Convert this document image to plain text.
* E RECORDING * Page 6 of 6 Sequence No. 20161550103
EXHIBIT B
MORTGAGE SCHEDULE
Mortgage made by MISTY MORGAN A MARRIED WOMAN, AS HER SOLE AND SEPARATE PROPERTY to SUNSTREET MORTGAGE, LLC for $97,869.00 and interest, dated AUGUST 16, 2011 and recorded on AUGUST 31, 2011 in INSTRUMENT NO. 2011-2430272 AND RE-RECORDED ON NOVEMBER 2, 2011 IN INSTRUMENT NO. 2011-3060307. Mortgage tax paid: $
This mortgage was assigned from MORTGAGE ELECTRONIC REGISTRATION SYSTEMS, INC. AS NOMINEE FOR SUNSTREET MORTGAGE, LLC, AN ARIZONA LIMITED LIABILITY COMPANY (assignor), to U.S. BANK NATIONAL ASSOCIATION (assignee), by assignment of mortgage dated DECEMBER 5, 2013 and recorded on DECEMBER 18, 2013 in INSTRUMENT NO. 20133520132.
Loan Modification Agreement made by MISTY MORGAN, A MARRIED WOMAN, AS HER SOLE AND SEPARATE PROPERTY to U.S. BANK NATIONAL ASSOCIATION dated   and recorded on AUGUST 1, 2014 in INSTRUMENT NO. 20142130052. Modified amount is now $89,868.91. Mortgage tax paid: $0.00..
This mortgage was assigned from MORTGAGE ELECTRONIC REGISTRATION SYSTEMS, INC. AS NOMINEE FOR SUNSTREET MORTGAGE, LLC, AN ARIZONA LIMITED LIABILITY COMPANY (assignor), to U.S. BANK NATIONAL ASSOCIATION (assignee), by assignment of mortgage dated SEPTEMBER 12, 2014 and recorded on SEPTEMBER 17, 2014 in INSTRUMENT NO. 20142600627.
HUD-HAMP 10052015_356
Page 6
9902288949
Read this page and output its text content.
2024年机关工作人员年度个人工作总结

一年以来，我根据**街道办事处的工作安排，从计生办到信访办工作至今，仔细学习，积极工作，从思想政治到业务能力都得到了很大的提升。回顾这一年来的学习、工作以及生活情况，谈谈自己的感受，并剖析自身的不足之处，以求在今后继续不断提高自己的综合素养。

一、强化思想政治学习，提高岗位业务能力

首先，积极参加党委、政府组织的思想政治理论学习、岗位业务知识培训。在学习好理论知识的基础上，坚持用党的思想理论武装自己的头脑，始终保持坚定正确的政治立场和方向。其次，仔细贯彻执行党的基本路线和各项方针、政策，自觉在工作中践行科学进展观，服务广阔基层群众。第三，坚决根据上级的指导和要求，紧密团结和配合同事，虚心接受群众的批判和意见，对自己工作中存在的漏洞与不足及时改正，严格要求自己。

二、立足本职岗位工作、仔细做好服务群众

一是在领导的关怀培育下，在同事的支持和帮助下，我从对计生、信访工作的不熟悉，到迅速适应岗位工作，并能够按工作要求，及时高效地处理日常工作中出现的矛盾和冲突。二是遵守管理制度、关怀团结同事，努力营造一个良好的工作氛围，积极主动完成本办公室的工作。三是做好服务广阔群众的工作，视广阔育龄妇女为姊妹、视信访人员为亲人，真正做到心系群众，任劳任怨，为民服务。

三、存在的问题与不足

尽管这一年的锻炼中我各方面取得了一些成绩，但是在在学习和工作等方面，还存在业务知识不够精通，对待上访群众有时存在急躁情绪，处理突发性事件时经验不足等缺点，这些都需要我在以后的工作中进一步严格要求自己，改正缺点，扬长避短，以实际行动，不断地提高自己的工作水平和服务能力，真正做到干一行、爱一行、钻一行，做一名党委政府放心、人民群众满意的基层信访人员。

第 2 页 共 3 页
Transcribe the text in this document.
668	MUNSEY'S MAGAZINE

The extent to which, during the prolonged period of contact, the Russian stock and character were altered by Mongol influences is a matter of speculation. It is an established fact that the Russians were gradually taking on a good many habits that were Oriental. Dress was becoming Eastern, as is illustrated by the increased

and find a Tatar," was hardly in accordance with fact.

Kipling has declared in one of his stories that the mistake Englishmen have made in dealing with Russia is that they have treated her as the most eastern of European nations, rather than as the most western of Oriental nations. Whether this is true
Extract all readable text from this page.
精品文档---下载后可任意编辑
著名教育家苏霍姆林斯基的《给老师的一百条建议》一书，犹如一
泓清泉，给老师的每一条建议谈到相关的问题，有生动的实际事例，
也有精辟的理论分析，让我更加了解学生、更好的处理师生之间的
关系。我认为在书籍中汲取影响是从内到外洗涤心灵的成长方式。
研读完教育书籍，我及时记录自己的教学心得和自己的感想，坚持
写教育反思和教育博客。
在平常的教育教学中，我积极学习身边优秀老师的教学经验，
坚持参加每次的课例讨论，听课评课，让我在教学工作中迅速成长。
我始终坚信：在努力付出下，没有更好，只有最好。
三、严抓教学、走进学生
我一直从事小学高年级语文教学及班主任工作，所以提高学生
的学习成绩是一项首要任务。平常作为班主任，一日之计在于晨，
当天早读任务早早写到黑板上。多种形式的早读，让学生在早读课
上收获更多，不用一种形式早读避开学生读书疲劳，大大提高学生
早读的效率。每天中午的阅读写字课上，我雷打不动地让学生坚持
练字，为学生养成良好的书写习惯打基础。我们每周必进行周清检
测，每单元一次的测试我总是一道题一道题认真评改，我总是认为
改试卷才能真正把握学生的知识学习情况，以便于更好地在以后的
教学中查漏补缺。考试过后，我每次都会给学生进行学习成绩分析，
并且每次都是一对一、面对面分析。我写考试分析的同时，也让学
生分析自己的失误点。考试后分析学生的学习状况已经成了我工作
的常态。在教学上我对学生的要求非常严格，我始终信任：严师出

## [DIRECTIONS]
Reproduce all the records precisely.

## [SOLUTION FOR THIS TASK]
Convert this document image to plain text.
* E RECORDING * Page 6 of 6 Sequence No. 20161550103
EXHIBIT B
MORTGAGE SCHEDULE
Mortgage made by MISTY MORGAN A MARRIED WOMAN, AS HER SOLE AND SEPARATE PROPERTY to SUNSTREET MORTGAGE, LLC for $97,869.00 and interest, dated AUGUST 16, 2011 and recorded on AUGUST 31, 2011 in INSTRUMENT NO. 2011-2430272 AND RE-RECORDED ON NOVEMBER 2, 2011 IN INSTRUMENT NO. 2011-3060307. Mortgage tax paid: $
This mortgage was assigned from MORTGAGE ELECTRONIC REGISTRATION SYSTEMS, INC. AS NOMINEE FOR SUNSTREET MORTGAGE, LLC, AN ARIZONA LIMITED LIABILITY COMPANY (assignor), to U.S. BANK NATIONAL ASSOCIATION (assignee), by assignment of mortgage dated DECEMBER 5, 2013 and recorded on DECEMBER 18, 2013 in INSTRUMENT NO. 20133520132.
Loan Modification Agreement made by MISTY MORGAN, A MARRIED WOMAN, AS HER SOLE AND SEPARATE PROPERTY to U.S. BANK NATIONAL ASSOCIATION dated   and recorded on AUGUST 1, 2014 in INSTRUMENT NO. 20142130052. Modified amount is now $89,868.91. Mortgage tax paid: $0.00..
This mortgage was assigned from MORTGAGE ELECTRONIC REGISTRATION SYSTEMS, INC. AS NOMINEE FOR SUNSTREET MORTGAGE, LLC, AN ARIZONA LIMITED LIABILITY COMPANY (assignor), to U.S. BANK NATIONAL ASSOCIATION (assignee), by assignment of mortgage dated SEPTEMBER 12, 2014 and recorded on SEPTEMBER 17, 2014 in INSTRUMENT NO. 20142600627.
HUD-HAMP 10052015_356
Page 6
9902288949
Read this page and output its text content.
2024年机关工作人员年度个人工作总结

一年以来，我根据**街道办事处的工作安排，从计生办到信访办工作至今，仔细学习，积极工作，从思想政治到业务能力都得到了很大的提升。回顾这一年来的学习、工作以及生活情况，谈谈自己的感受，并剖析自身的不足之处，以求在今后继续不断提高自己的综合素养。

一、强化思想政治学习，提高岗位业务能力

首先，积极参加党委、政府组织的思想政治理论学习、岗位业务知识培训。在学习好理论知识的基础上，坚持用党的思想理论武装自己的头脑，始终保持坚定正确的政治立场和方向。其次，仔细贯彻执行党的基本路线和各项方针、政策，自觉在工作中践行科学进展观，服务广阔基层群众。第三，坚决根据上级的指导和要求，紧密团结和配合同事，虚心接受群众的批判和意见，对自己工作中存在的漏洞与不足及时改正，严格要求自己。

二、立足本职岗位工作、仔细做好服务群众

一是在领导的关怀培育下，在同事的支持和帮助下，我从对计生、信访工作的不熟悉，到迅速适应岗位工作，并能够按工作要求，及时高效地处理日常工作中出现的矛盾和冲突。二是遵守管理制度、关怀团结同事，努力营造一个良好的工作氛围，积极主动完成本办公室的工作。三是做好服务广阔群众的工作，视广阔育龄妇女为姊妹、视信访人员为亲人，真正做到心系群众，任劳任怨，为民服务。

三、存在的问题与不足

尽管这一年的锻炼中我各方面取得了一些成绩，但是在在学习和工作等方面，还存在业务知识不够精通，对待上访群众有时存在急躁情绪，处理突发性事件时经验不足等缺点，这些都需要我在以后的工作中进一步严格要求自己，改正缺点，扬长避短，以实际行动，不断地提高自己的工作水平和服务能力，真正做到干一行、爱一行、钻一行，做一名党委政府放心、人民群众满意的基层信访人员。

第 2 页 共 3 页
Transcribe the text in this document.
668	MUNSEY'S MAGAZINE

The extent to which, during the prolonged period of contact, the Russian stock and character were altered by Mongol influences is a matter of speculation. It is an established fact that the Russians were gradually taking on a good many habits that were Oriental. Dress was becoming Eastern, as is illustrated by the increased

and find a Tatar," was hardly in accordance with fact.

Kipling has declared in one of his stories that the mistake Englishmen have made in dealing with Russia is that they have treated her as the most eastern of European nations, rather than as the most western of Oriental nations. Whether this is true
Extract all readable text from this page.
精品文档---下载后可任意编辑
著名教育家苏霍姆林斯基的《给老师的一百条建议》一书，犹如一
泓清泉，给老师的每一条建议谈到相关的问题，有生动的实际事例，
也有精辟的理论分析，让我更加了解学生、更好的处理师生之间的
关系。我认为在书籍中汲取影响是从内到外洗涤心灵的成长方式。
研读完教育书籍，我及时记录自己的教学心得和自己的感想，坚持
写教育反思和教育博客。
在平常的教育教学中，我积极学习身边优秀老师的教学经验，
坚持参加每次的课例讨论，听课评课，让我在教学工作中迅速成长。
我始终坚信：在努力付出下，没有更好，只有最好。
三、严抓教学、走进学生
我一直从事小学高年级语文教学及班主任工作，所以提高学生
的学习成绩是一项首要任务。平常作为班主任，一日之计在于晨，
当天早读任务早早写到黑板上。多种形式的早读，让学生在早读课
上收获更多，不用一种形式早读避开学生读书疲劳，大大提高学生
早读的效率。每天中午的阅读写字课上，我雷打不动地让学生坚持
练字，为学生养成良好的书写习惯打基础。我们每周必进行周清检
测，每单元一次的测试我总是一道题一道题认真评改，我总是认为
改试卷才能真正把握学生的知识学习情况，以便于更好地在以后的
教学中查漏补缺。考试过后，我每次都会给学生进行学习成绩分析，
并且每次都是一对一、面对面分析。我写考试分析的同时，也让学
生分析自己的失误点。考试后分析学生的学习状况已经成了我工作
的常态。在教学上我对学生的要求非常严格，我始终信任：严师出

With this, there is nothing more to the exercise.